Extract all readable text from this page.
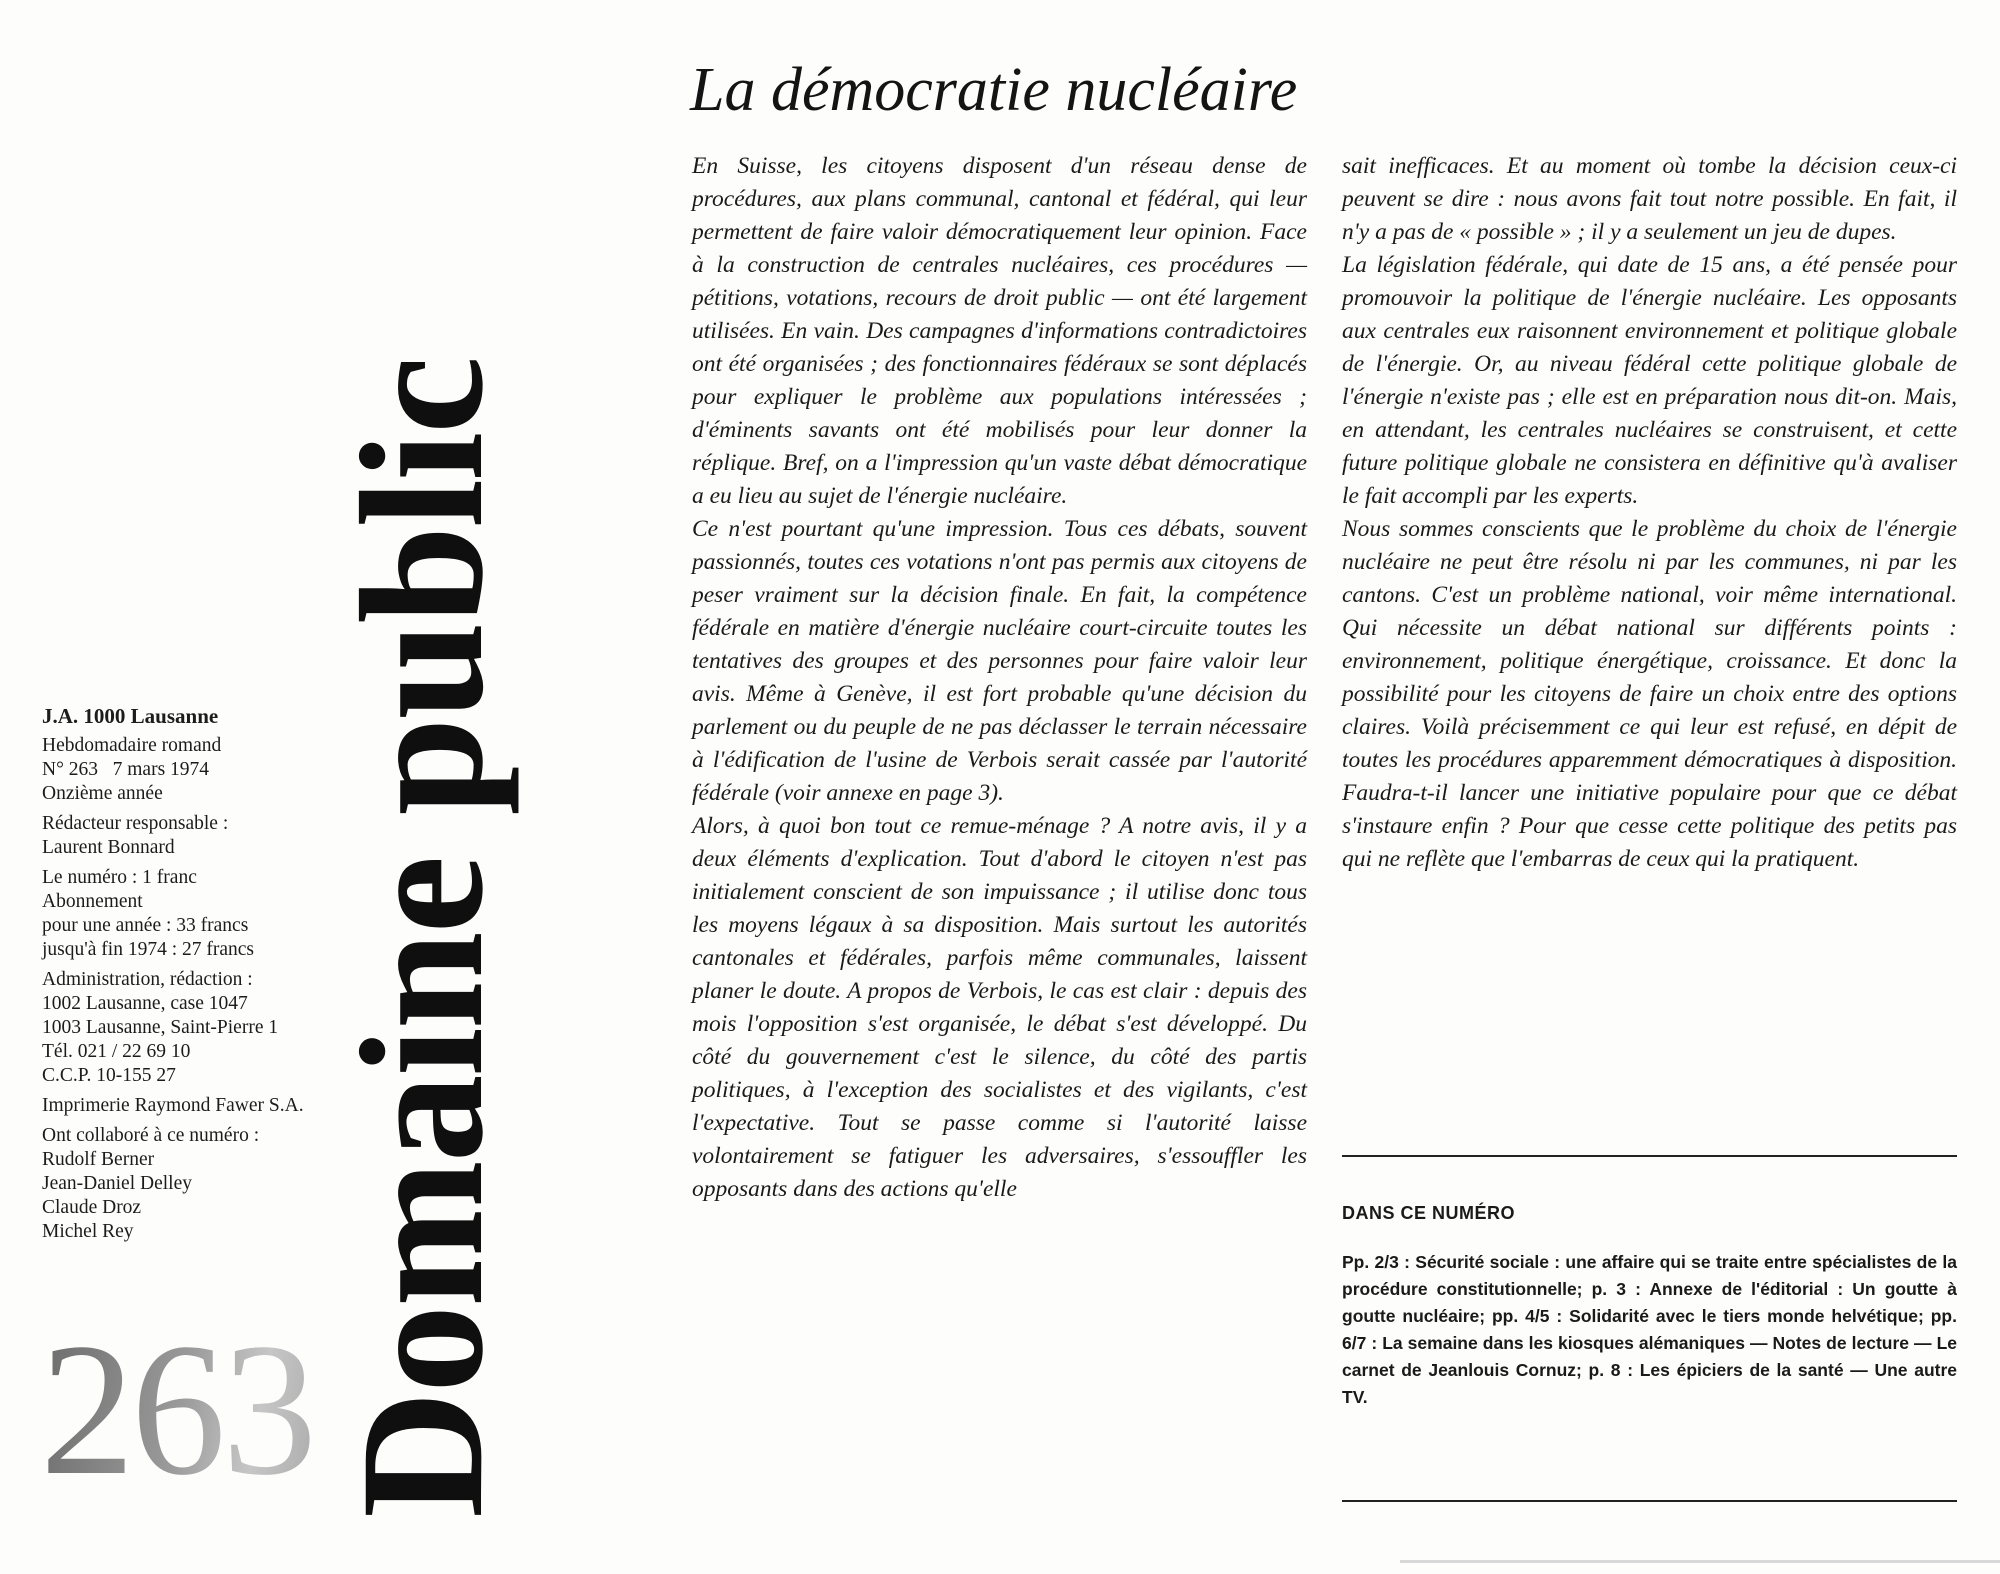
J.A. 1000 Lausanne
Hebdomadaire romand
N° 263   7 mars 1974
Onzième année
Rédacteur responsable :
Laurent Bonnard
Le numéro : 1 franc
Abonnement
pour une année : 33 francs
jusqu'à fin 1974 : 27 francs
Administration, rédaction :
1002 Lausanne, case 1047
1003 Lausanne, Saint-Pierre 1
Tél. 021 / 22 69 10
C.C.P. 10-155 27
Imprimerie Raymond Fawer S.A.
Ont collaboré à ce numéro :
Rudolf Berner
Jean-Daniel Delley
Claude Droz
Michel Rey
263 Domaine public
La démocratie nucléaire

En Suisse, les citoyens disposent d'un réseau dense de procédures, aux plans communal, cantonal et fédéral, qui leur permettent de faire valoir démocratiquement leur opinion. Face à la construction de centrales nucléaires, ces procédures — pétitions, votations, recours de droit public — ont été largement utilisées. En vain. Des campagnes d'informations contradictoires ont été organisées ; des fonctionnaires fédéraux se sont déplacés pour expliquer le problème aux populations intéressées ; d'éminents savants ont été mobilisés pour leur donner la réplique. Bref, on a l'impression qu'un vaste débat démocratique a eu lieu au sujet de l'énergie nucléaire.

Ce n'est pourtant qu'une impression. Tous ces débats, souvent passionnés, toutes ces votations n'ont pas permis aux citoyens de peser vraiment sur la décision finale. En fait, la compétence fédérale en matière d'énergie nucléaire court-circuite toutes les tentatives des groupes et des personnes pour faire valoir leur avis. Même à Genève, il est fort probable qu'une décision du parlement ou du peuple de ne pas déclasser le terrain nécessaire à l'édification de l'usine de Verbois serait cassée par l'autorité fédérale (voir annexe en page 3).

Alors, à quoi bon tout ce remue-ménage ? A notre avis, il y a deux éléments d'explication. Tout d'abord le citoyen n'est pas initialement conscient de son impuissance ; il utilise donc tous les moyens légaux à sa disposition. Mais surtout les autorités cantonales et fédérales, parfois même communales, laissent planer le doute. A propos de Verbois, le cas est clair : depuis des mois l'opposition s'est organisée, le débat s'est développé. Du côté du gouvernement c'est le silence, du côté des partis politiques, à l'exception des socialistes et des vigilants, c'est l'expectative. Tout se passe comme si l'autorité laisse volontairement se fatiguer les adversaires, s'essouffler les opposants dans des actions qu'elle

sait inefficaces. Et au moment où tombe la décision ceux-ci peuvent se dire : nous avons fait tout notre possible. En fait, il n'y a pas de « possible » ; il y a seulement un jeu de dupes.

La législation fédérale, qui date de 15 ans, a été pensée pour promouvoir la politique de l'énergie nucléaire. Les opposants aux centrales eux raisonnent environnement et politique globale de l'énergie. Or, au niveau fédéral cette politique globale de l'énergie n'existe pas ; elle est en préparation nous dit-on. Mais, en attendant, les centrales nucléaires se construisent, et cette future politique globale ne consistera en définitive qu'à avaliser le fait accompli par les experts.

Nous sommes conscients que le problème du choix de l'énergie nucléaire ne peut être résolu ni par les communes, ni par les cantons. C'est un problème national, voir même international. Qui nécessite un débat national sur différents points : environnement, politique énergétique, croissance. Et donc la possibilité pour les citoyens de faire un choix entre des options claires. Voilà précisemment ce qui leur est refusé, en dépit de toutes les procédures apparemment démocratiques à disposition. Faudra-t-il lancer une initiative populaire pour que ce débat s'instaure enfin ? Pour que cesse cette politique des petits pas qui ne reflète que l'embarras de ceux qui la pratiquent.

DANS CE NUMÉRO
Pp. 2/3 : Sécurité sociale : une affaire qui se traite entre spécialistes de la procédure constitutionnelle; p. 3 : Annexe de l'éditorial : Un goutte à goutte nucléaire; pp. 4/5 : Solidarité avec le tiers monde helvétique; pp. 6/7 : La semaine dans les kiosques alémaniques — Notes de lecture — Le carnet de Jeanlouis Cornuz; p. 8 : Les épiciers de la santé — Une autre TV.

····················

## Aim of the task
Using the listing above, show every line that includes the string "page".

## The reply
Extract all readable text from this page.
Ce n'est pourtant qu'une impression. Tous ces débats, souvent passionnés, toutes ces votations n'ont pas permis aux citoyens de peser vraiment sur la décision finale. En fait, la compétence fédérale en matière d'énergie nucléaire court-circuite toutes les tentatives des groupes et des personnes pour faire valoir leur avis. Même à Genève, il est fort probable qu'une décision du parlement ou du peuple de ne pas déclasser le terrain nécessaire à l'édification de l'usine de Verbois serait cassée par l'autorité fédérale (voir annexe en page 3).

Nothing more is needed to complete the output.